>> BEGIN Supplied records

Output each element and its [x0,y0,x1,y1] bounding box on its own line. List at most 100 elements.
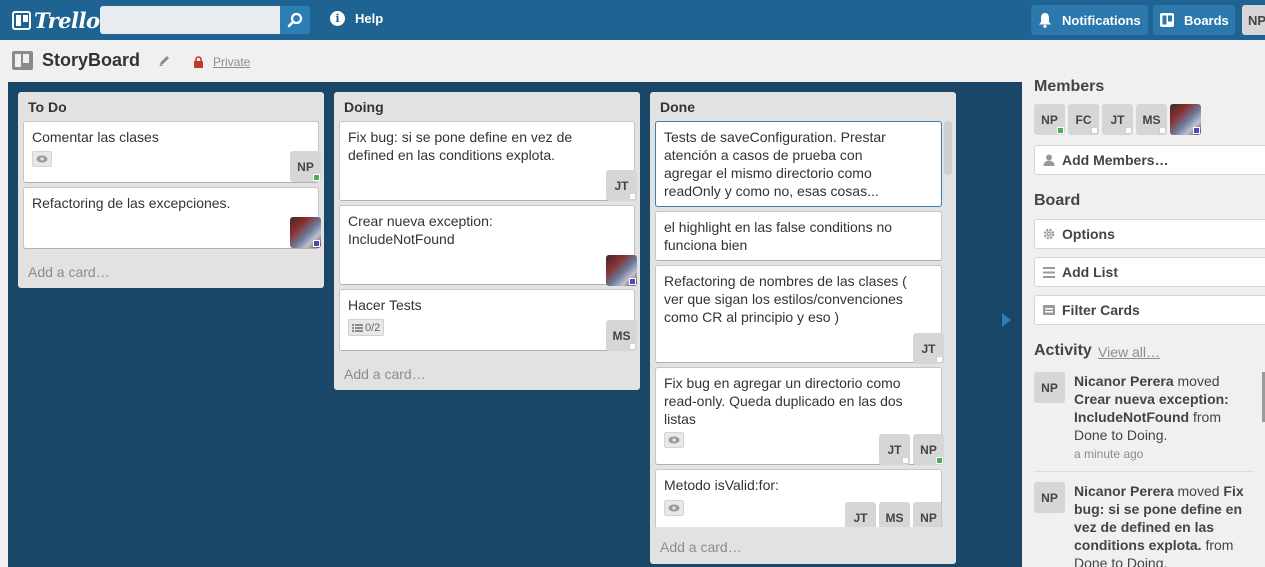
card-title: Fix bug: si se pone define en vez de def… [348,128,572,164]
activity-user-link[interactable]: Nicanor Perera [1074,483,1174,499]
board-header: StoryBoard Private [0,40,1265,82]
card[interactable]: Refactoring de las excepciones. [23,187,321,249]
activity-detail: Done to Doing. [1074,427,1168,443]
member-initials: NP [1041,112,1058,127]
member-initials: JT [614,178,629,193]
card-title: Metodo isValid:for: [664,477,779,493]
add-card-link[interactable]: Add a card… [660,539,742,555]
board-sidebar: Members NP FC JT MS Add Members… Board O… [1022,78,1265,567]
card-title: Hacer Tests [348,297,422,313]
card-member-photo-avatar[interactable] [290,217,321,248]
add-members-button[interactable]: Add Members… [1034,145,1265,175]
list-title[interactable]: Done [660,99,695,115]
member-initials: NP [297,159,314,174]
status-dot [629,193,636,200]
user-avatar[interactable]: NP [1242,5,1265,35]
status-dot [629,343,636,350]
add-card-link[interactable]: Add a card… [28,264,110,280]
boards-icon [1159,12,1175,28]
member-initials: JT [853,510,868,525]
eye-icon [664,432,684,448]
member-avatar[interactable]: MS [1136,104,1167,135]
eye-icon [664,500,684,516]
person-icon [1043,154,1055,166]
pencil-icon[interactable] [158,54,171,70]
card[interactable]: Hacer Tests 0/2 MS [339,289,637,351]
card-member-photo-avatar[interactable] [606,255,637,286]
card[interactable]: Tests de saveConfiguration. Prestar aten… [655,121,942,207]
privacy-link[interactable]: Private [213,55,250,69]
scroll-right-arrow-icon[interactable] [1000,312,1012,331]
card-member-avatar[interactable]: JT [845,502,876,527]
activity-text: Nicanor Perera moved Fix bug: si se pone… [1074,482,1256,567]
lock-icon [193,55,204,71]
card-member-avatar[interactable]: JT [879,434,910,465]
member-photo-avatar[interactable] [1170,104,1201,135]
activity-detail: Done to Doing. [1074,555,1168,567]
member-initials: NP [1041,490,1058,505]
list-title[interactable]: Doing [344,99,384,115]
card[interactable]: Fix bug: si se pone define en vez de def… [339,121,637,201]
activity-item: NP Nicanor Perera moved Fix bug: si se p… [1034,482,1254,567]
board-heading: Board [1034,192,1081,209]
status-dot [1193,127,1200,134]
help-link[interactable]: i Help [330,11,383,26]
search-icon [287,12,303,28]
status-dot [1057,127,1064,134]
options-button[interactable]: Options [1034,219,1265,249]
member-initials: JT [887,442,902,457]
card-title-line: Crear nueva exception: [348,213,493,229]
options-label: Options [1062,226,1115,242]
card[interactable]: Refactoring de nombres de las clases ( v… [655,265,944,364]
list-todo: To Do Comentar las clases NP Refactoring… [18,92,324,288]
card-title: Refactoring de nombres de las clases ( v… [664,273,907,325]
member-avatar[interactable]: NP [1034,104,1065,135]
card[interactable]: Comentar las clases NP [23,121,321,183]
card[interactable]: Metodo isValid:for: JT MS NP [655,469,942,527]
board-icon [12,51,33,70]
trello-logo[interactable]: Trello [12,8,100,33]
activity-text: Nicanor Perera moved Crear nueva excepti… [1074,372,1256,444]
activity-item: NP Nicanor Perera moved Crear nueva exce… [1034,372,1254,467]
list-doing: Doing Fix bug: si se pone define en vez … [334,92,640,390]
card-member-avatar[interactable]: JT [913,333,944,364]
search-button[interactable] [280,6,310,34]
member-initials: MS [885,510,904,525]
list-scrollbar[interactable] [944,121,952,175]
status-dot [313,174,320,181]
activity-avatar[interactable]: NP [1034,482,1065,513]
card[interactable]: el highlight en las false conditions no … [655,211,942,261]
view-all-link[interactable]: View all… [1098,344,1160,360]
boards-button[interactable]: Boards [1153,5,1235,35]
activity-user-link[interactable]: Nicanor Perera [1074,373,1174,389]
card-member-avatar[interactable]: NP [913,502,941,527]
card-title: Tests de saveConfiguration. Prestar aten… [664,129,886,199]
status-dot [629,278,636,285]
activity-avatar[interactable]: NP [1034,372,1065,403]
card-member-avatar[interactable]: MS [606,320,637,351]
member-avatar[interactable]: JT [1102,104,1133,135]
gear-icon [1043,228,1055,240]
member-initials: NP [920,442,937,457]
board-canvas: To Do Comentar las clases NP Refactoring… [8,82,1022,567]
card-member-avatar[interactable]: NP [290,151,321,182]
boards-label: Boards [1184,12,1229,28]
card[interactable]: Crear nueva exception: IncludeNotFound [339,205,637,286]
add-card-link[interactable]: Add a card… [344,366,426,382]
member-initials: NP [1041,380,1058,395]
filter-card-icon [1043,305,1055,315]
notifications-button[interactable]: Notifications [1031,5,1148,35]
list-title[interactable]: To Do [28,99,67,115]
board-title[interactable]: StoryBoard [42,50,140,71]
member-avatar[interactable]: FC [1068,104,1099,135]
card-member-avatar[interactable]: MS [879,502,910,527]
filter-cards-button[interactable]: Filter Cards [1034,295,1265,325]
card[interactable]: Fix bug en agregar un directorio como re… [655,367,944,465]
add-list-button[interactable]: Add List [1034,257,1265,287]
member-initials: JT [921,341,936,356]
card-member-avatar[interactable]: NP [913,434,944,465]
eye-icon [32,151,52,167]
card-member-avatar[interactable]: JT [606,170,637,201]
search-input[interactable] [100,6,280,34]
logo-text: Trello [34,8,100,33]
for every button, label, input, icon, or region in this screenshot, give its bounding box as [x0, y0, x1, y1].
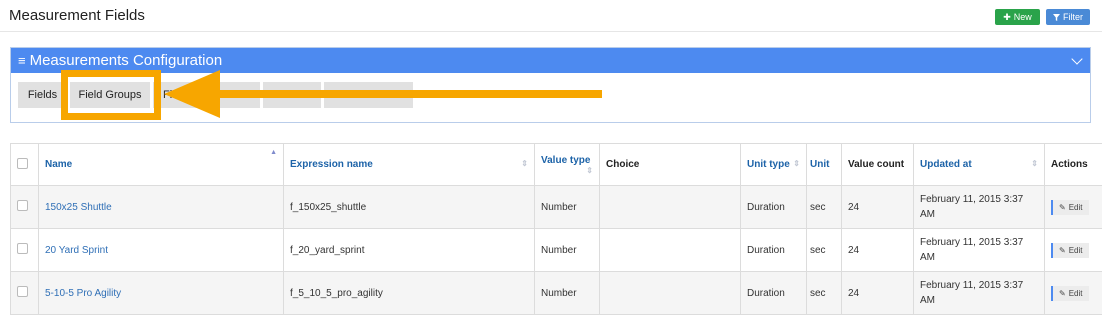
choice-cell: [599, 185, 741, 229]
field-name-link[interactable]: 20 Yard Sprint: [45, 245, 108, 256]
edit-button[interactable]: ✎ Edit: [1051, 285, 1089, 301]
unit-type-cell: Duration: [740, 185, 807, 229]
col-expression-name[interactable]: Expression name ⇕: [283, 143, 535, 186]
new-button[interactable]: ✚ New: [995, 9, 1040, 25]
annotation-arrow-shaft: [206, 90, 602, 98]
row-select-cell: [10, 271, 39, 315]
panel-title: Measurements Configuration: [29, 52, 223, 69]
edit-label: Edit: [1068, 245, 1083, 255]
col-unit-type[interactable]: Unit type ⇕: [740, 143, 807, 186]
select-all-cell: [10, 143, 39, 186]
pencil-icon: ✎: [1059, 288, 1066, 298]
col-actions: Actions: [1044, 143, 1102, 186]
field-name-link[interactable]: 150x25 Shuttle: [45, 202, 112, 213]
value-count-cell: 24: [841, 271, 914, 315]
choice-cell: [599, 228, 741, 272]
value-count-cell: 24: [841, 185, 914, 229]
value-count-cell: 24: [841, 228, 914, 272]
new-button-label: New: [1013, 12, 1032, 22]
top-bar: Measurement Fields ✚ New Filter: [0, 0, 1102, 32]
row-checkbox[interactable]: [17, 200, 28, 211]
col-expression-label: Expression name: [290, 159, 373, 170]
row-select-cell: [10, 228, 39, 272]
col-value-type[interactable]: Value type ⇕: [534, 143, 600, 186]
col-unit-type-label: Unit type: [747, 159, 790, 170]
name-cell: 150x25 Shuttle: [38, 185, 284, 229]
unit-type-cell: Duration: [740, 271, 807, 315]
col-updated-at[interactable]: Updated at ⇕: [913, 143, 1045, 186]
annotation-highlight-box: [61, 70, 161, 120]
unit-cell: sec: [806, 228, 842, 272]
updated-at-cell: February 11, 2015 3:37 AM: [913, 271, 1045, 315]
expression-cell: f_20_yard_sprint: [283, 228, 535, 272]
col-value-type-label: Value type: [541, 154, 591, 166]
field-name-link[interactable]: 5-10-5 Pro Agility: [45, 288, 121, 299]
name-cell: 20 Yard Sprint: [38, 228, 284, 272]
name-cell: 5-10-5 Pro Agility: [38, 271, 284, 315]
table-row: 20 Yard Sprint f_20_yard_sprint Number D…: [10, 228, 1102, 272]
select-all-checkbox[interactable]: [17, 157, 28, 169]
col-unit[interactable]: Unit: [806, 143, 842, 186]
table-row: 5-10-5 Pro Agility f_5_10_5_pro_agility …: [10, 271, 1102, 315]
table-header-row: Name ▲ Expression name ⇕ Value type ⇕ Choic…: [10, 143, 1102, 186]
sort-asc-icon: ▲: [270, 149, 277, 156]
sort-icon: ⇕: [586, 165, 593, 175]
choice-cell: [599, 271, 741, 315]
unit-cell: sec: [806, 271, 842, 315]
sort-icon: ⇕: [1031, 159, 1038, 168]
col-actions-label: Actions: [1051, 159, 1088, 170]
col-value-count: Value count: [841, 143, 914, 186]
expression-cell: f_150x25_shuttle: [283, 185, 535, 229]
updated-at-cell: February 11, 2015 3:37 AM: [913, 228, 1045, 272]
col-name[interactable]: Name ▲: [38, 143, 284, 186]
col-unit-label: Unit: [810, 159, 830, 170]
tab-fields[interactable]: Fields: [18, 82, 67, 108]
edit-label: Edit: [1068, 202, 1083, 212]
measurement-fields-table: Name ▲ Expression name ⇕ Value type ⇕ Choic…: [10, 143, 1102, 315]
col-value-count-label: Value count: [848, 159, 905, 170]
filter-button[interactable]: Filter: [1046, 9, 1090, 25]
edit-label: Edit: [1068, 288, 1083, 298]
row-checkbox[interactable]: [17, 286, 28, 297]
edit-button[interactable]: ✎ Edit: [1051, 242, 1089, 258]
filter-button-label: Filter: [1063, 12, 1083, 22]
hamburger-icon: ≡: [18, 53, 26, 68]
unit-type-cell: Duration: [740, 228, 807, 272]
actions-cell: ✎ Edit: [1044, 185, 1102, 229]
row-checkbox[interactable]: [17, 243, 28, 254]
col-choice-label: Choice: [606, 159, 640, 170]
actions-cell: ✎ Edit: [1044, 271, 1102, 315]
col-choice: Choice: [599, 143, 741, 186]
sort-icon: ⇕: [521, 159, 528, 168]
table-row: 150x25 Shuttle f_150x25_shuttle Number D…: [10, 185, 1102, 229]
row-select-cell: [10, 185, 39, 229]
unit-cell: sec: [806, 185, 842, 229]
updated-at-cell: February 11, 2015 3:37 AM: [913, 185, 1045, 229]
page-title: Measurement Fields: [9, 7, 145, 24]
expression-cell: f_5_10_5_pro_agility: [283, 271, 535, 315]
value-type-cell: Number: [534, 228, 600, 272]
value-type-cell: Number: [534, 185, 600, 229]
actions-cell: ✎ Edit: [1044, 228, 1102, 272]
sort-icon: ⇕: [793, 159, 800, 168]
value-type-cell: Number: [534, 271, 600, 315]
filter-icon: [1053, 13, 1060, 21]
plus-icon: ✚: [1003, 11, 1011, 22]
col-updated-at-label: Updated at: [920, 159, 972, 170]
edit-button[interactable]: ✎ Edit: [1051, 199, 1089, 215]
col-name-label: Name: [45, 159, 73, 170]
chevron-down-icon[interactable]: [1071, 53, 1083, 65]
pencil-icon: ✎: [1059, 202, 1066, 212]
pencil-icon: ✎: [1059, 245, 1066, 255]
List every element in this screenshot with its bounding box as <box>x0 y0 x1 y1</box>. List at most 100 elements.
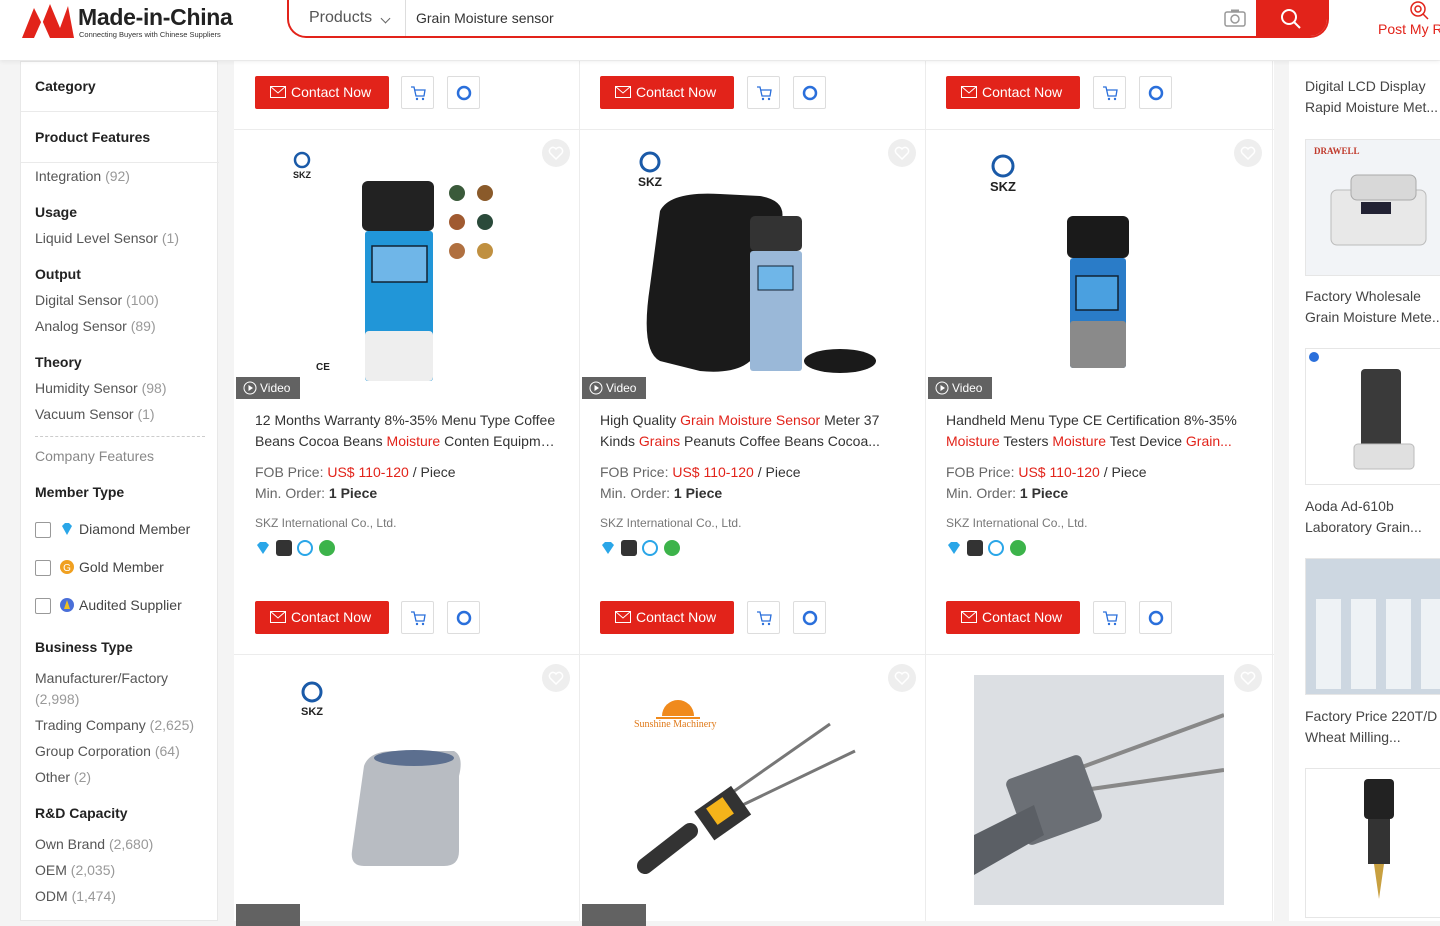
audited-supplier-checkbox[interactable] <box>35 598 51 614</box>
product-title[interactable]: High Quality Grain Moisture Sensor Meter… <box>600 410 905 452</box>
add-to-cart-button[interactable] <box>747 76 780 109</box>
svg-text:SKZ: SKZ <box>990 179 1016 194</box>
divider <box>579 61 580 921</box>
related-image[interactable]: DRAWELL <box>1305 139 1440 276</box>
filter-oem[interactable]: OEM (2,035) <box>35 862 115 878</box>
video-badge[interactable] <box>236 904 300 926</box>
filter-group-corporation[interactable]: Group Corporation (64) <box>35 743 180 759</box>
video-badge[interactable]: Video <box>928 377 992 399</box>
site-logo[interactable]: Made-in-China Connecting Buyers with Chi… <box>20 2 245 42</box>
cart-icon <box>757 611 772 626</box>
related-title[interactable]: Digital LCD Display Rapid Moisture Met... <box>1305 76 1440 118</box>
aoda-analyzer-image <box>1309 352 1415 470</box>
search-button[interactable] <box>1256 0 1327 36</box>
filter-odm[interactable]: ODM (1,474) <box>35 888 116 904</box>
chat-button[interactable] <box>1139 601 1172 634</box>
contact-now-button[interactable]: Contact Now <box>946 76 1080 109</box>
add-to-cart-button[interactable] <box>747 601 780 634</box>
gold-member-label[interactable]: Gold Member <box>79 559 164 575</box>
add-to-cart-button[interactable] <box>401 601 434 634</box>
filter-humidity-sensor[interactable]: Humidity Sensor (98) <box>35 380 167 396</box>
add-to-cart-button[interactable] <box>401 76 434 109</box>
gold-member-checkbox[interactable] <box>35 560 51 576</box>
product-image[interactable]: SKZ <box>600 146 900 386</box>
chat-button[interactable] <box>793 76 826 109</box>
chat-button[interactable] <box>447 76 480 109</box>
chevron-down-icon <box>380 13 391 24</box>
diamond-member-checkbox[interactable] <box>35 522 51 538</box>
divider <box>925 61 926 921</box>
video-badge[interactable] <box>582 904 646 926</box>
chat-icon <box>456 85 472 101</box>
divider <box>21 162 219 163</box>
filter-other[interactable]: Other (2) <box>35 769 91 785</box>
filter-own-brand[interactable]: Own Brand (2,680) <box>35 836 153 852</box>
fob-price: FOB Price: US$ 110-120 / Piece <box>946 464 1147 480</box>
contact-now-button[interactable]: Contact Now <box>255 76 389 109</box>
mail-icon <box>270 86 286 98</box>
filter-liquid-level-sensor[interactable]: Liquid Level Sensor (1) <box>35 230 179 246</box>
post-request-link[interactable]: Post My R <box>1378 0 1440 40</box>
mail-icon <box>270 611 286 623</box>
camera-icon[interactable] <box>1224 9 1246 27</box>
member-type-heading: Member Type <box>35 484 125 500</box>
contact-now-button[interactable]: Contact Now <box>600 76 734 109</box>
play-icon <box>589 381 603 395</box>
favorite-button[interactable] <box>1234 664 1262 692</box>
min-order: Min. Order: 1 Piece <box>255 485 378 501</box>
supplier-name[interactable]: SKZ International Co., Ltd. <box>946 516 1087 530</box>
product-title[interactable]: Handheld Menu Type CE Certification 8%-3… <box>946 410 1251 452</box>
related-image[interactable] <box>1305 348 1440 485</box>
product-image[interactable]: SKZ <box>254 676 554 906</box>
filter-vacuum-sensor[interactable]: Vacuum Sensor (1) <box>35 406 155 422</box>
chat-button[interactable] <box>447 601 480 634</box>
filter-manufacturer[interactable]: Manufacturer/Factory <box>35 670 168 686</box>
product-image[interactable] <box>600 676 900 906</box>
verified-icon <box>621 540 637 556</box>
contact-now-button[interactable]: Contact Now <box>600 601 734 634</box>
svg-text:CE: CE <box>316 362 330 373</box>
chat-icon <box>802 85 818 101</box>
chat-button[interactable] <box>793 601 826 634</box>
category-heading[interactable]: Category <box>35 78 96 94</box>
related-title[interactable]: Factory Price 220T/D Wheat Milling... <box>1305 706 1440 748</box>
audited-supplier-label[interactable]: Audited Supplier <box>79 597 182 613</box>
product-features-heading: Product Features <box>35 129 151 145</box>
search-category-select[interactable]: Products <box>289 0 406 36</box>
video-badge[interactable]: Video <box>582 377 646 399</box>
product-image[interactable]: SKZ <box>946 146 1246 386</box>
wheat-mill-image <box>1316 599 1440 689</box>
cart-icon <box>1103 611 1118 626</box>
add-to-cart-button[interactable] <box>1093 76 1126 109</box>
contact-label: Contact Now <box>291 84 372 100</box>
contact-now-button[interactable]: Contact Now <box>946 601 1080 634</box>
related-image[interactable] <box>1305 558 1440 695</box>
cart-icon <box>411 611 426 626</box>
supplier-name[interactable]: SKZ International Co., Ltd. <box>600 516 741 530</box>
product-image[interactable]: SKZ CE <box>254 146 554 386</box>
add-to-cart-button[interactable] <box>1093 601 1126 634</box>
related-image[interactable] <box>1305 768 1440 918</box>
video-label: Video <box>260 381 291 395</box>
logo-mark-icon <box>22 4 74 38</box>
related-title[interactable]: Factory Wholesale Grain Moisture Mete... <box>1305 286 1440 328</box>
related-title[interactable]: Aoda Ad-610b Laboratory Grain... <box>1305 496 1440 538</box>
search-input[interactable]: Grain Moisture sensor <box>416 10 554 26</box>
product-title[interactable]: 12 Months Warranty 8%-35% Menu Type Coff… <box>255 410 560 452</box>
chat-button[interactable] <box>1139 76 1172 109</box>
filter-analog-sensor[interactable]: Analog Sensor (89) <box>35 318 156 334</box>
video-badge[interactable]: Video <box>236 377 300 399</box>
tour-360-icon <box>297 540 313 556</box>
contact-label: Contact Now <box>636 609 717 625</box>
trade-assurance-icon <box>664 540 680 556</box>
diamond-member-label[interactable]: Diamond Member <box>79 521 190 537</box>
filter-trading-company[interactable]: Trading Company (2,625) <box>35 717 194 733</box>
contact-now-button[interactable]: Contact Now <box>255 601 389 634</box>
business-type-heading: Business Type <box>35 639 133 655</box>
gold-member-icon: G <box>60 560 74 574</box>
filter-digital-sensor[interactable]: Digital Sensor (100) <box>35 292 159 308</box>
product-grid: Contact Now Contact Now Contact Now SKZ <box>234 61 1274 926</box>
supplier-name[interactable]: SKZ International Co., Ltd. <box>255 516 396 530</box>
product-image[interactable] <box>974 675 1224 905</box>
filter-integration[interactable]: Integration (92) <box>35 168 130 184</box>
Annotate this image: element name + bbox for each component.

>> END Supplied records

## Exercise
Reproduce, unchanged, the lines of the material from the line with "audited-supplier-checkbox[interactable] <box>35 598" to the line with "video-badge[interactable]: Video <box>928", including both.

## Right answer
audited-supplier-checkbox[interactable] <box>35 598 51 614</box>
product-title[interactable]: High Quality Grain Moisture Sensor Meter… <box>600 410 905 452</box>
add-to-cart-button[interactable] <box>747 76 780 109</box>
svg-text:SKZ: SKZ <box>990 179 1016 194</box>
divider <box>579 61 580 921</box>
related-image[interactable]: DRAWELL <box>1305 139 1440 276</box>
filter-oem[interactable]: OEM (2,035) <box>35 862 115 878</box>
video-badge[interactable] <box>236 904 300 926</box>
filter-group-corporation[interactable]: Group Corporation (64) <box>35 743 180 759</box>
video-badge[interactable]: Video <box>928 377 992 399</box>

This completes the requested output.